Keep the pictures out of the copy and repeat the records exactly.
+++
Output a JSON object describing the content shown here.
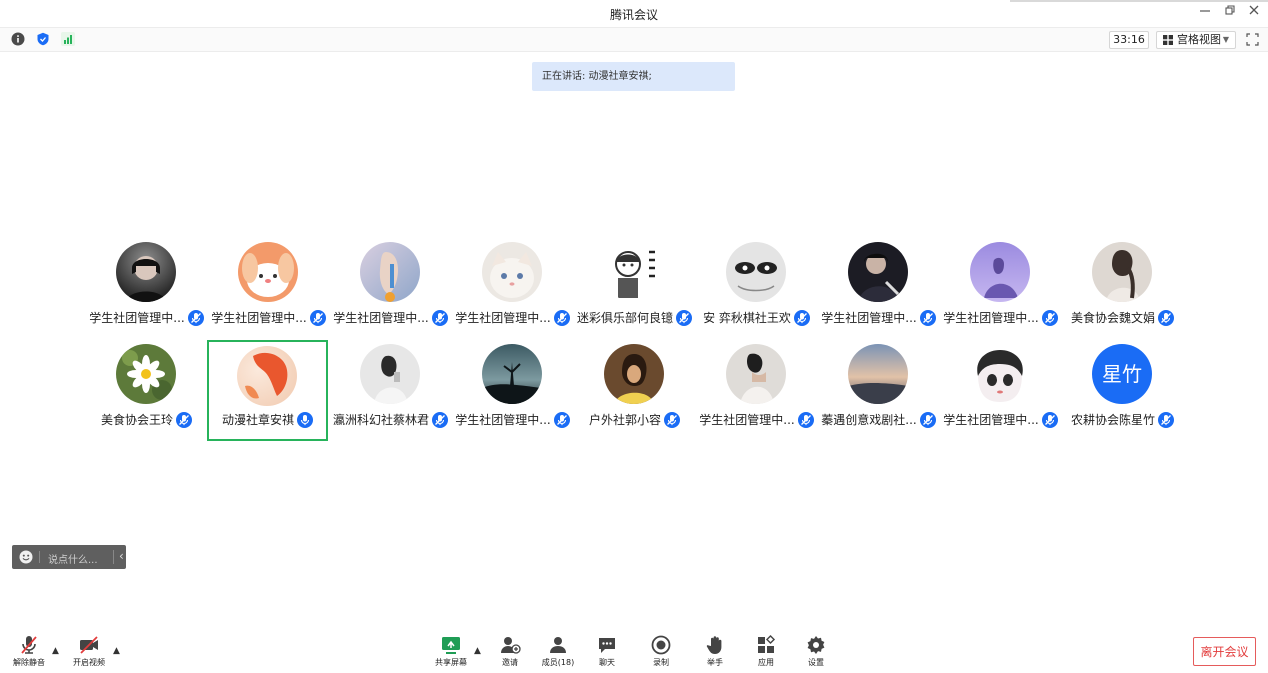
{
  "window": {
    "title": "腾讯会议"
  },
  "toolbar": {
    "timer": "33:16",
    "view_label": "宫格视图"
  },
  "speaking": {
    "text": "正在讲话: 动漫社章安祺;"
  },
  "participants": [
    {
      "name": "学生社团管理中..."
    },
    {
      "name": "学生社团管理中..."
    },
    {
      "name": "学生社团管理中..."
    },
    {
      "name": "学生社团管理中..."
    },
    {
      "name": "迷彩俱乐部何良镱"
    },
    {
      "name": "安  弈秋棋社王欢"
    },
    {
      "name": "学生社团管理中..."
    },
    {
      "name": "学生社团管理中..."
    },
    {
      "name": "美食协会魏文娟"
    },
    {
      "name": "美食协会王玲"
    },
    {
      "name": "动漫社章安祺"
    },
    {
      "name": "瀛洲科幻社蔡林君"
    },
    {
      "name": "学生社团管理中..."
    },
    {
      "name": "户外社郭小容"
    },
    {
      "name": "学生社团管理中..."
    },
    {
      "name": "蓁遇创意戏剧社..."
    },
    {
      "name": "学生社团管理中..."
    },
    {
      "name": "农耕协会陈星竹",
      "avatar_text": "星竹"
    }
  ],
  "chat": {
    "placeholder": "说点什么..."
  },
  "bottom": {
    "unmute": "解除静音",
    "video": "开启视频",
    "share": "共享屏幕",
    "invite": "邀请",
    "members": "成员(18)",
    "chat": "聊天",
    "record": "录制",
    "raise_hand": "举手",
    "apps": "应用",
    "settings": "设置",
    "leave": "离开会议"
  },
  "colors": {
    "accent": "#1a6cf5",
    "active_border": "#27b35b",
    "leave": "#e23c3c",
    "speaking_bg": "#dce8fb"
  }
}
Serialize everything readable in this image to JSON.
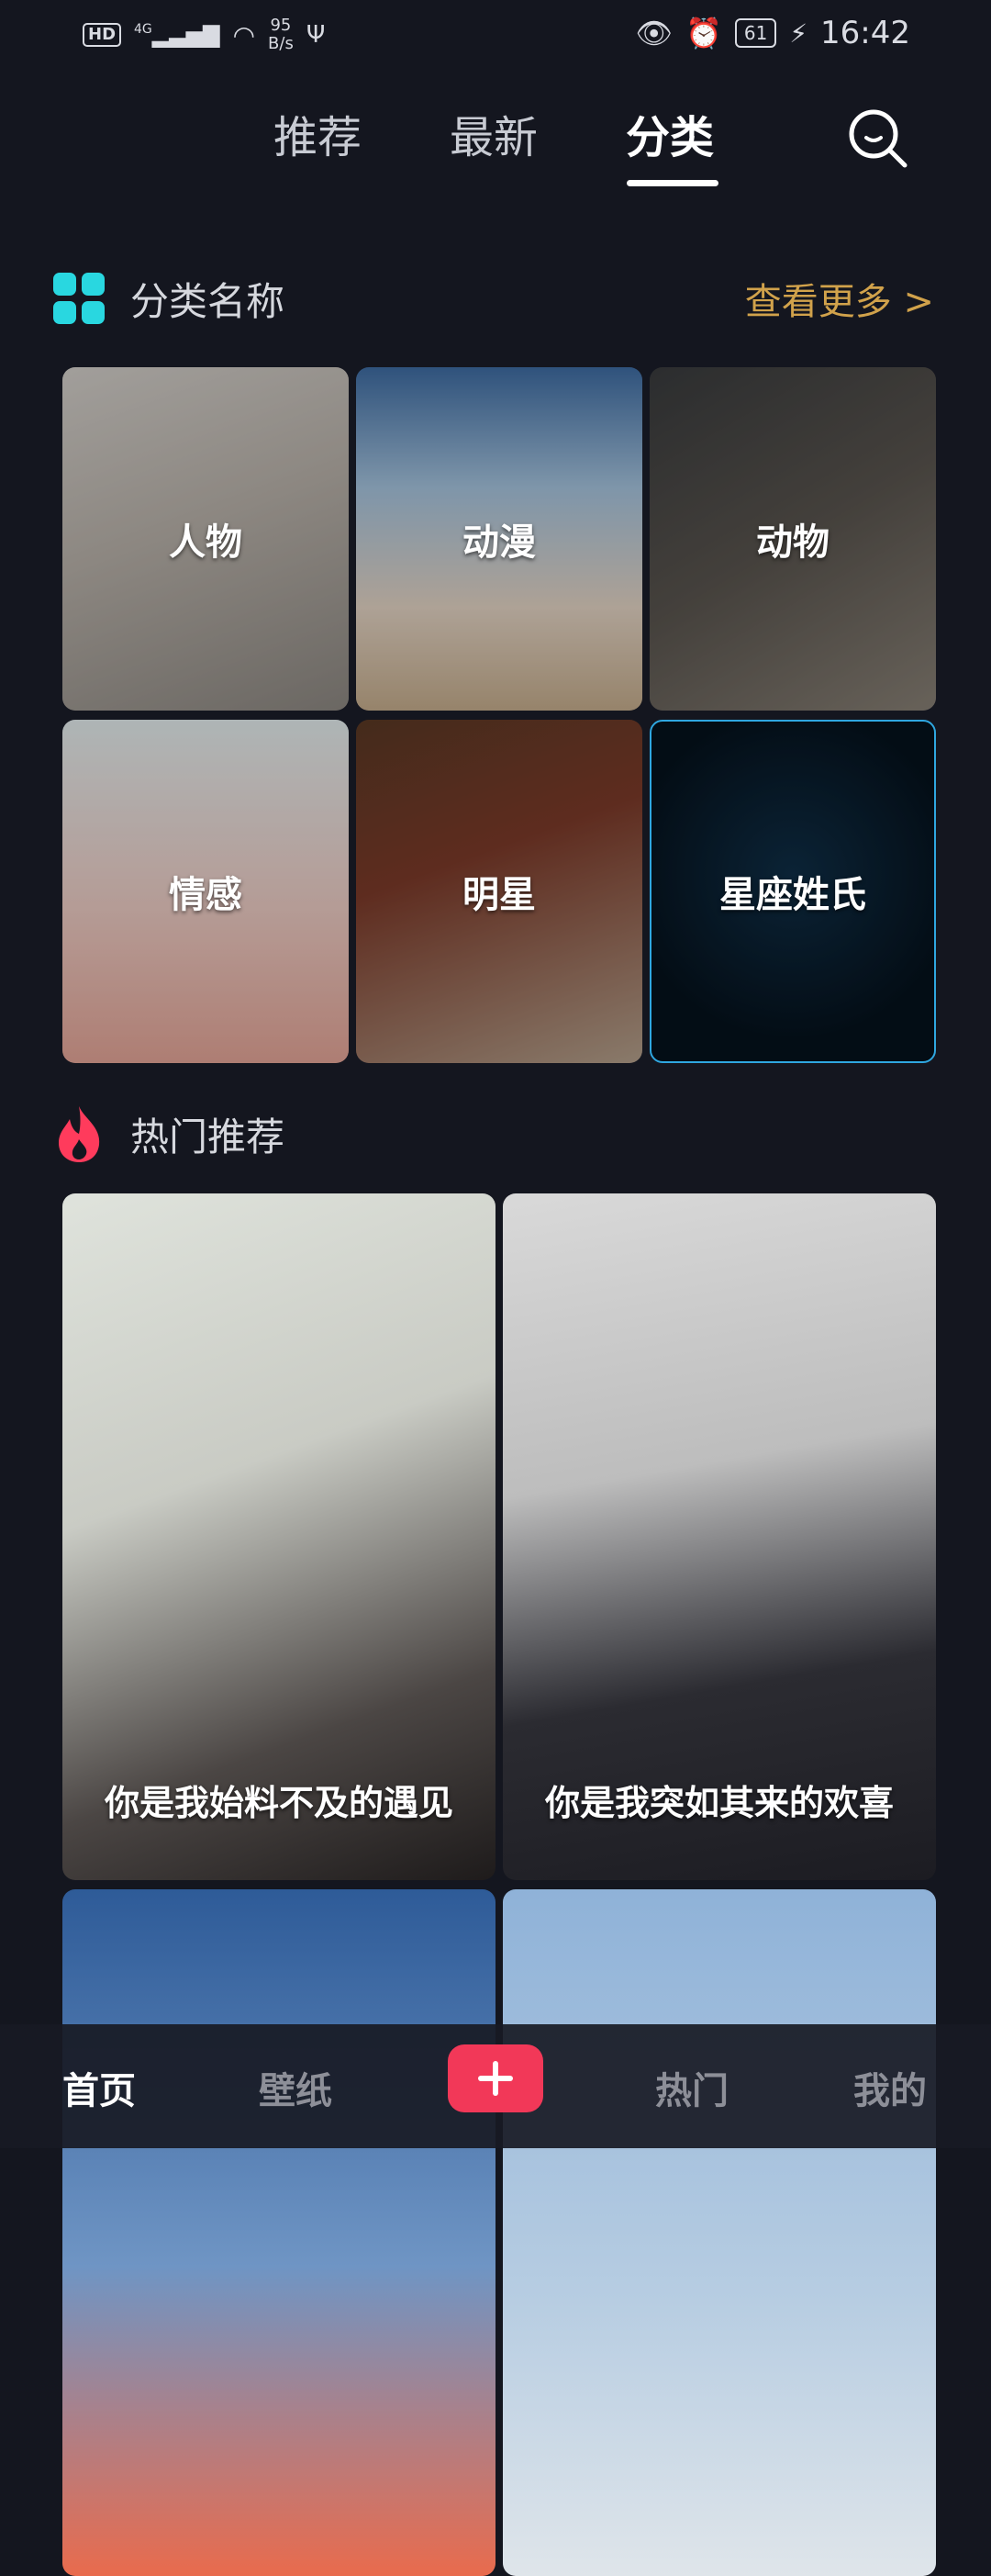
{
  "status_bar": {
    "hd": "HD",
    "network": "4G",
    "speed_value": "95",
    "speed_unit": "B/s",
    "battery": "61",
    "time": "16:42"
  },
  "tabs": [
    {
      "label": "推荐"
    },
    {
      "label": "最新"
    },
    {
      "label": "分类"
    }
  ],
  "active_tab": "分类",
  "category_section": {
    "title": "分类名称",
    "more": "查看更多 >"
  },
  "categories": [
    {
      "label": "人物"
    },
    {
      "label": "动漫"
    },
    {
      "label": "动物"
    },
    {
      "label": "情感"
    },
    {
      "label": "明星"
    },
    {
      "label": "星座姓氏"
    }
  ],
  "hot_section": {
    "title": "热门推荐"
  },
  "hot_items": [
    {
      "caption": "你是我始料不及的遇见"
    },
    {
      "caption": "你是我突如其来的欢喜"
    },
    {
      "caption": ""
    },
    {
      "caption": ""
    }
  ],
  "bottom_nav": {
    "home": "首页",
    "wallpaper": "壁纸",
    "hot": "热门",
    "mine": "我的"
  },
  "colors": {
    "background": "#14161f",
    "accent_more": "#d1a24b",
    "category_icon": "#29d7e0",
    "fire_icon": "#ff3b5c",
    "plus_button": "#f23858"
  }
}
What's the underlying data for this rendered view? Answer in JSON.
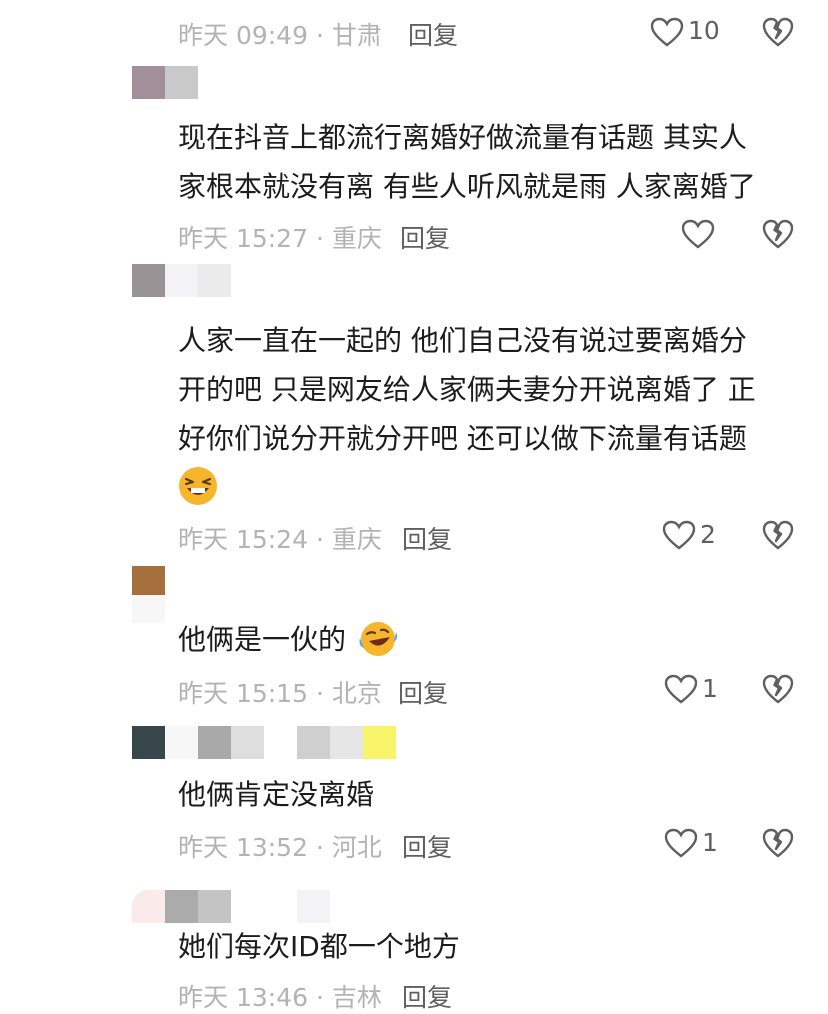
{
  "comments": [
    {
      "meta": "昨天 09:49 · 甘肃",
      "reply": "回复",
      "likes": "10",
      "lines": []
    },
    {
      "meta": "昨天 15:27 · 重庆",
      "reply": "回复",
      "likes": "",
      "lines": [
        "现在抖音上都流行离婚好做流量有话题 其实人",
        "家根本就没有离 有些人听风就是雨 人家离婚了"
      ]
    },
    {
      "meta": "昨天 15:24 · 重庆",
      "reply": "回复",
      "likes": "2",
      "lines": [
        "人家一直在一起的 他们自己没有说过要离婚分",
        "开的吧 只是网友给人家俩夫妻分开说离婚了 正",
        "好你们说分开就分开吧 还可以做下流量有话题"
      ],
      "emoji": "laughing-emoji"
    },
    {
      "meta": "昨天 15:15 · 北京",
      "reply": "回复",
      "likes": "1",
      "lines": [
        "他俩是一伙的"
      ],
      "emoji": "rolling-laughing-emoji"
    },
    {
      "meta": "昨天 13:52 · 河北",
      "reply": "回复",
      "likes": "1",
      "lines": [
        "他俩肯定没离婚"
      ]
    },
    {
      "meta": "昨天 13:46 · 吉林",
      "reply": "回复",
      "likes": "",
      "lines": [
        "她们每次ID都一个地方"
      ]
    }
  ],
  "colors": {
    "meta": "#b3b3b3",
    "reply": "#5f5f5f",
    "text": "#1c1c1c",
    "icon": "#5f5f5f"
  },
  "icons": [
    "heart-icon",
    "broken-heart-icon"
  ]
}
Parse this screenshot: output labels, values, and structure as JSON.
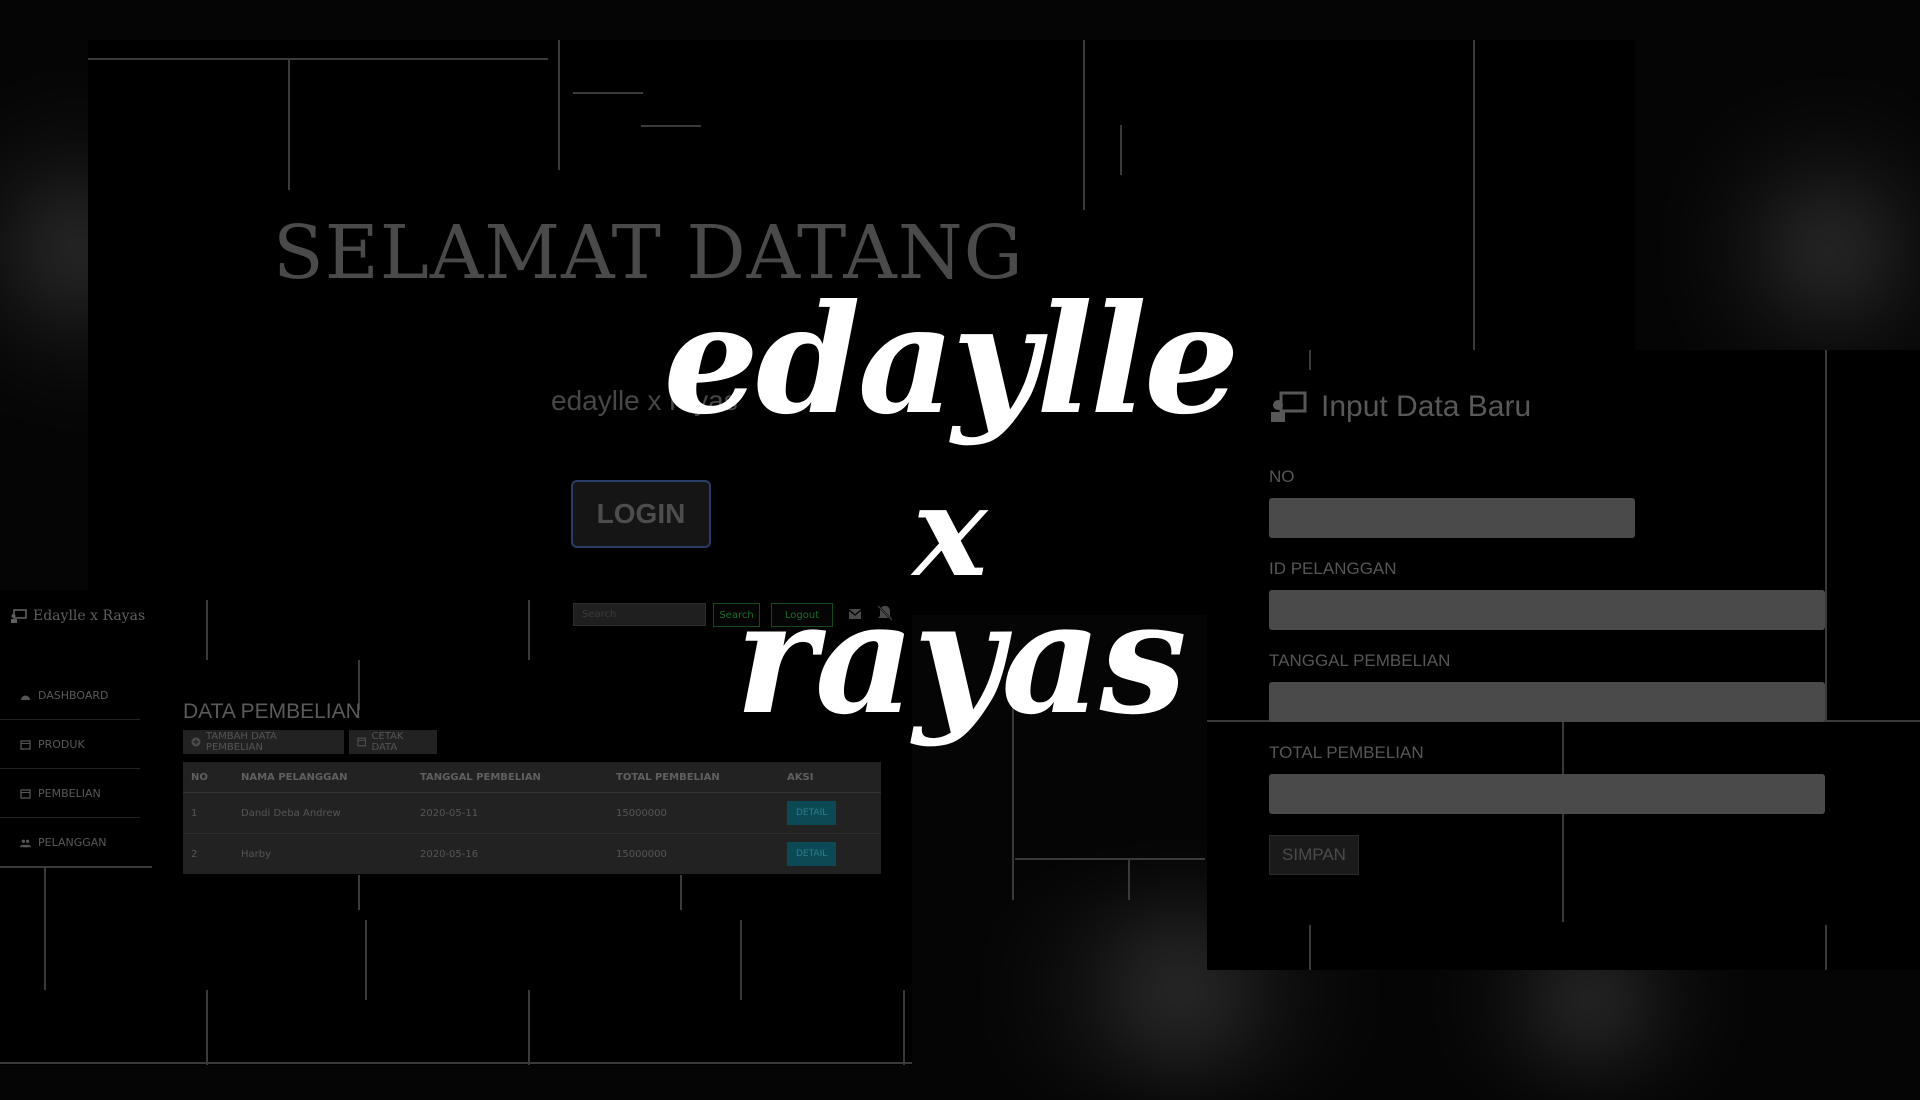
+++
--- RESULT FOR THIS EXERCISE ---
Output a JSON object describing the content shown here.
{
  "window": {
    "title": "腾讯会议"
  },
  "toolbar": {
    "timer": "33:16",
    "view_label": "宫格视图"
  },
  "speaking": {
    "text": "正在讲话: 动漫社章安祺;"
  },
  "participants": [
    {
      "name": "学生社团管理中..."
    },
    {
      "name": "学生社团管理中..."
    },
    {
      "name": "学生社团管理中..."
    },
    {
      "name": "学生社团管理中..."
    },
    {
      "name": "迷彩俱乐部何良镱"
    },
    {
      "name": "安  弈秋棋社王欢"
    },
    {
      "name": "学生社团管理中..."
    },
    {
      "name": "学生社团管理中..."
    },
    {
      "name": "美食协会魏文娟"
    },
    {
      "name": "美食协会王玲"
    },
    {
      "name": "动漫社章安祺"
    },
    {
      "name": "瀛洲科幻社蔡林君"
    },
    {
      "name": "学生社团管理中..."
    },
    {
      "name": "户外社郭小容"
    },
    {
      "name": "学生社团管理中..."
    },
    {
      "name": "蓁遇创意戏剧社..."
    },
    {
      "name": "学生社团管理中..."
    },
    {
      "name": "农耕协会陈星竹",
      "avatar_text": "星竹"
    }
  ],
  "chat": {
    "placeholder": "说点什么..."
  },
  "bottom": {
    "unmute": "解除静音",
    "video": "开启视频",
    "share": "共享屏幕",
    "invite": "邀请",
    "members": "成员(18)",
    "chat": "聊天",
    "record": "录制",
    "raise_hand": "举手",
    "apps": "应用",
    "settings": "设置",
    "leave": "离开会议"
  },
  "colors": {
    "accent": "#1a6cf5",
    "active_border": "#27b35b",
    "leave": "#e23c3c",
    "speaking_bg": "#dce8fb"
  }
}
Serialize everything readable in this image to JSON.
{
  "status_bar": {
    "hd": "HD",
    "network": "4G",
    "speed_value": "95",
    "speed_unit": "B/s",
    "battery": "61",
    "time": "16:42"
  },
  "tabs": [
    {
      "label": "推荐"
    },
    {
      "label": "最新"
    },
    {
      "label": "分类"
    }
  ],
  "active_tab": "分类",
  "category_section": {
    "title": "分类名称",
    "more": "查看更多 >"
  },
  "categories": [
    {
      "label": "人物"
    },
    {
      "label": "动漫"
    },
    {
      "label": "动物"
    },
    {
      "label": "情感"
    },
    {
      "label": "明星"
    },
    {
      "label": "星座姓氏"
    }
  ],
  "hot_section": {
    "title": "热门推荐"
  },
  "hot_items": [
    {
      "caption": "你是我始料不及的遇见"
    },
    {
      "caption": "你是我突如其来的欢喜"
    },
    {
      "caption": ""
    },
    {
      "caption": ""
    }
  ],
  "bottom_nav": {
    "home": "首页",
    "wallpaper": "壁纸",
    "hot": "热门",
    "mine": "我的"
  },
  "colors": {
    "background": "#14161f",
    "accent_more": "#d1a24b",
    "category_icon": "#29d7e0",
    "fire_icon": "#ff3b5c",
    "plus_button": "#f23858"
  }
}
What's the underlying data for this rendered view? Answer in JSON.
{
  "comments": [
    {
      "meta": "昨天 09:49 · 甘肃",
      "reply": "回复",
      "likes": "10",
      "lines": []
    },
    {
      "meta": "昨天 15:27 · 重庆",
      "reply": "回复",
      "likes": "",
      "lines": [
        "现在抖音上都流行离婚好做流量有话题 其实人",
        "家根本就没有离 有些人听风就是雨 人家离婚了"
      ]
    },
    {
      "meta": "昨天 15:24 · 重庆",
      "reply": "回复",
      "likes": "2",
      "lines": [
        "人家一直在一起的 他们自己没有说过要离婚分",
        "开的吧 只是网友给人家俩夫妻分开说离婚了 正",
        "好你们说分开就分开吧 还可以做下流量有话题"
      ],
      "emoji": "laughing-emoji"
    },
    {
      "meta": "昨天 15:15 · 北京",
      "reply": "回复",
      "likes": "1",
      "lines": [
        "他俩是一伙的"
      ],
      "emoji": "rolling-laughing-emoji"
    },
    {
      "meta": "昨天 13:52 · 河北",
      "reply": "回复",
      "likes": "1",
      "lines": [
        "他俩肯定没离婚"
      ]
    },
    {
      "meta": "昨天 13:46 · 吉林",
      "reply": "回复",
      "likes": "",
      "lines": [
        "她们每次ID都一个地方"
      ]
    }
  ],
  "colors": {
    "meta": "#b3b3b3",
    "reply": "#5f5f5f",
    "text": "#1c1c1c",
    "icon": "#5f5f5f"
  },
  "icons": [
    "heart-icon",
    "broken-heart-icon"
  ]
}
Parse this screenshot: output labels, values, and structure as JSON.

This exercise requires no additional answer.